* ACTION ITEM
Would you reproduce every line of the material exactly?

··········

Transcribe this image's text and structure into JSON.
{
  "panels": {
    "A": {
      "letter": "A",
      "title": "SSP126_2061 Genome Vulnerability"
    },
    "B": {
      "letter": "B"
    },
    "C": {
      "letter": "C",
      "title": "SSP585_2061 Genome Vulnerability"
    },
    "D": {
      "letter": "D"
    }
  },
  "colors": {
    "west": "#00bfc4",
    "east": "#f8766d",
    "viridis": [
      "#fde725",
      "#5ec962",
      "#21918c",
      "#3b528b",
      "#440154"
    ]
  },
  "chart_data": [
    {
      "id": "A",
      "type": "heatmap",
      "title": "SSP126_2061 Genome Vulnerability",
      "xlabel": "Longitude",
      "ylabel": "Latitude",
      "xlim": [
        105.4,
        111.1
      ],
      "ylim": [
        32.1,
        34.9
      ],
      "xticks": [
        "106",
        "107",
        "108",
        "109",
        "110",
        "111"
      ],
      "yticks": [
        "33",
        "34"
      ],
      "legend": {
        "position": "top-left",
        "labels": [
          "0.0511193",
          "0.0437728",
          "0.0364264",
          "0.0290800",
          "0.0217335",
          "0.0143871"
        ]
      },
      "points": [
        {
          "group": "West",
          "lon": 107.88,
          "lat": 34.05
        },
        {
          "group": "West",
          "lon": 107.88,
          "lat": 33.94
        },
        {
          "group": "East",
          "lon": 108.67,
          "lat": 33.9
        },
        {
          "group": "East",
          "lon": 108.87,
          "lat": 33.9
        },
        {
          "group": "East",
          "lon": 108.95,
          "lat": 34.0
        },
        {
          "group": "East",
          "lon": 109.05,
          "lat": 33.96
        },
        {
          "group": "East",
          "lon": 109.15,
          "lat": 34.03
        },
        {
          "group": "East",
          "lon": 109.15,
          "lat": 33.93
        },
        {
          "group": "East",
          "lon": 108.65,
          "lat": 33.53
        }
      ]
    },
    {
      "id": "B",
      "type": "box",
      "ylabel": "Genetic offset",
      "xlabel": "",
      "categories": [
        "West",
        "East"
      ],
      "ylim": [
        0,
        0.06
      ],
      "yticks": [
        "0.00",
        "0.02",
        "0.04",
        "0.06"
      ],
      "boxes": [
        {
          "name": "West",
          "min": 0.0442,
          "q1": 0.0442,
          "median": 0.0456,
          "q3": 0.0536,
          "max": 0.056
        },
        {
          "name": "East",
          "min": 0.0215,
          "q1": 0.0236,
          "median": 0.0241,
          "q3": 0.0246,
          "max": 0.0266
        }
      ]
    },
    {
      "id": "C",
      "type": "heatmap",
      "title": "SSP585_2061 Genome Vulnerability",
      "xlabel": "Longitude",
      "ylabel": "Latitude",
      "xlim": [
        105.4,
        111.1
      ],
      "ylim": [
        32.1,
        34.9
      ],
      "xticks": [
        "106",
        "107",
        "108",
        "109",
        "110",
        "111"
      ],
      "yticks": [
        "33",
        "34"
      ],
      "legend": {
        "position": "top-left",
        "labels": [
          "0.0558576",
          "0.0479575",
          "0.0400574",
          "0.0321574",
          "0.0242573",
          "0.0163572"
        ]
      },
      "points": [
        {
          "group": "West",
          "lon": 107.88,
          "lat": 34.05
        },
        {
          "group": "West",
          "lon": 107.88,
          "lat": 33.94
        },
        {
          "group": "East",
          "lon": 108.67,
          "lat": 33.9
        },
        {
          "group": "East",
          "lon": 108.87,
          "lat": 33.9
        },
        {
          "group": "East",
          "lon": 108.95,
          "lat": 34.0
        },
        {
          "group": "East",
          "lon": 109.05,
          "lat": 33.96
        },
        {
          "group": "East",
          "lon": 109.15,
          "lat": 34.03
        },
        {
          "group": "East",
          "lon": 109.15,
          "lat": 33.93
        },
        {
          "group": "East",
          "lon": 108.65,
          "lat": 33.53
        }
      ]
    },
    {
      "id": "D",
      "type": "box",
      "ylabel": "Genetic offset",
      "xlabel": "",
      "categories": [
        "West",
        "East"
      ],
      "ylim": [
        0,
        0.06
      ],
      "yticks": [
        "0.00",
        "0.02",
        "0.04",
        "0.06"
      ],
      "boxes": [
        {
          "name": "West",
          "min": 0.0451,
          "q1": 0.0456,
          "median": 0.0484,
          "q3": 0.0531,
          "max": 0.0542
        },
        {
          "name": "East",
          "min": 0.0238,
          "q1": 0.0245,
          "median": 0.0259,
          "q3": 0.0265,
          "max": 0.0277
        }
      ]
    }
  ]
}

··········

* TASK ANSWER
Transcribe this image's text and structure into JSON.
{
  "panels": {
    "A": {
      "letter": "A",
      "title": "SSP126_2061 Genome Vulnerability"
    },
    "B": {
      "letter": "B"
    },
    "C": {
      "letter": "C",
      "title": "SSP585_2061 Genome Vulnerability"
    },
    "D": {
      "letter": "D"
    }
  },
  "colors": {
    "west": "#00bfc4",
    "east": "#f8766d",
    "viridis": [
      "#fde725",
      "#5ec962",
      "#21918c",
      "#3b528b",
      "#440154"
    ]
  },
  "chart_data": [
    {
      "id": "A",
      "type": "heatmap",
      "title": "SSP126_2061 Genome Vulnerability",
      "xlabel": "Longitude",
      "ylabel": "Latitude",
      "xlim": [
        105.4,
        111.1
      ],
      "ylim": [
        32.1,
        34.9
      ],
      "xticks": [
        "106",
        "107",
        "108",
        "109",
        "110",
        "111"
      ],
      "yticks": [
        "33",
        "34"
      ],
      "legend": {
        "position": "top-left",
        "labels": [
          "0.0511193",
          "0.0437728",
          "0.0364264",
          "0.0290800",
          "0.0217335",
          "0.0143871"
        ]
      },
      "points": [
        {
          "group": "West",
          "lon": 107.88,
          "lat": 34.05
        },
        {
          "group": "West",
          "lon": 107.88,
          "lat": 33.94
        },
        {
          "group": "East",
          "lon": 108.67,
          "lat": 33.9
        },
        {
          "group": "East",
          "lon": 108.87,
          "lat": 33.9
        },
        {
          "group": "East",
          "lon": 108.95,
          "lat": 34.0
        },
        {
          "group": "East",
          "lon": 109.05,
          "lat": 33.96
        },
        {
          "group": "East",
          "lon": 109.15,
          "lat": 34.03
        },
        {
          "group": "East",
          "lon": 109.15,
          "lat": 33.93
        },
        {
          "group": "East",
          "lon": 108.65,
          "lat": 33.53
        }
      ]
    },
    {
      "id": "B",
      "type": "box",
      "ylabel": "Genetic offset",
      "xlabel": "",
      "categories": [
        "West",
        "East"
      ],
      "ylim": [
        0,
        0.06
      ],
      "yticks": [
        "0.00",
        "0.02",
        "0.04",
        "0.06"
      ],
      "boxes": [
        {
          "name": "West",
          "min": 0.0442,
          "q1": 0.0442,
          "median": 0.0456,
          "q3": 0.0536,
          "max": 0.056
        },
        {
          "name": "East",
          "min": 0.0215,
          "q1": 0.0236,
          "median": 0.0241,
          "q3": 0.0246,
          "max": 0.0266
        }
      ]
    },
    {
      "id": "C",
      "type": "heatmap",
      "title": "SSP585_2061 Genome Vulnerability",
      "xlabel": "Longitude",
      "ylabel": "Latitude",
      "xlim": [
        105.4,
        111.1
      ],
      "ylim": [
        32.1,
        34.9
      ],
      "xticks": [
        "106",
        "107",
        "108",
        "109",
        "110",
        "111"
      ],
      "yticks": [
        "33",
        "34"
      ],
      "legend": {
        "position": "top-left",
        "labels": [
          "0.0558576",
          "0.0479575",
          "0.0400574",
          "0.0321574",
          "0.0242573",
          "0.0163572"
        ]
      },
      "points": [
        {
          "group": "West",
          "lon": 107.88,
          "lat": 34.05
        },
        {
          "group": "West",
          "lon": 107.88,
          "lat": 33.94
        },
        {
          "group": "East",
          "lon": 108.67,
          "lat": 33.9
        },
        {
          "group": "East",
          "lon": 108.87,
          "lat": 33.9
        },
        {
          "group": "East",
          "lon": 108.95,
          "lat": 34.0
        },
        {
          "group": "East",
          "lon": 109.05,
          "lat": 33.96
        },
        {
          "group": "East",
          "lon": 109.15,
          "lat": 34.03
        },
        {
          "group": "East",
          "lon": 109.15,
          "lat": 33.93
        },
        {
          "group": "East",
          "lon": 108.65,
          "lat": 33.53
        }
      ]
    },
    {
      "id": "D",
      "type": "box",
      "ylabel": "Genetic offset",
      "xlabel": "",
      "categories": [
        "West",
        "East"
      ],
      "ylim": [
        0,
        0.06
      ],
      "yticks": [
        "0.00",
        "0.02",
        "0.04",
        "0.06"
      ],
      "boxes": [
        {
          "name": "West",
          "min": 0.0451,
          "q1": 0.0456,
          "median": 0.0484,
          "q3": 0.0531,
          "max": 0.0542
        },
        {
          "name": "East",
          "min": 0.0238,
          "q1": 0.0245,
          "median": 0.0259,
          "q3": 0.0265,
          "max": 0.0277
        }
      ]
    }
  ]
}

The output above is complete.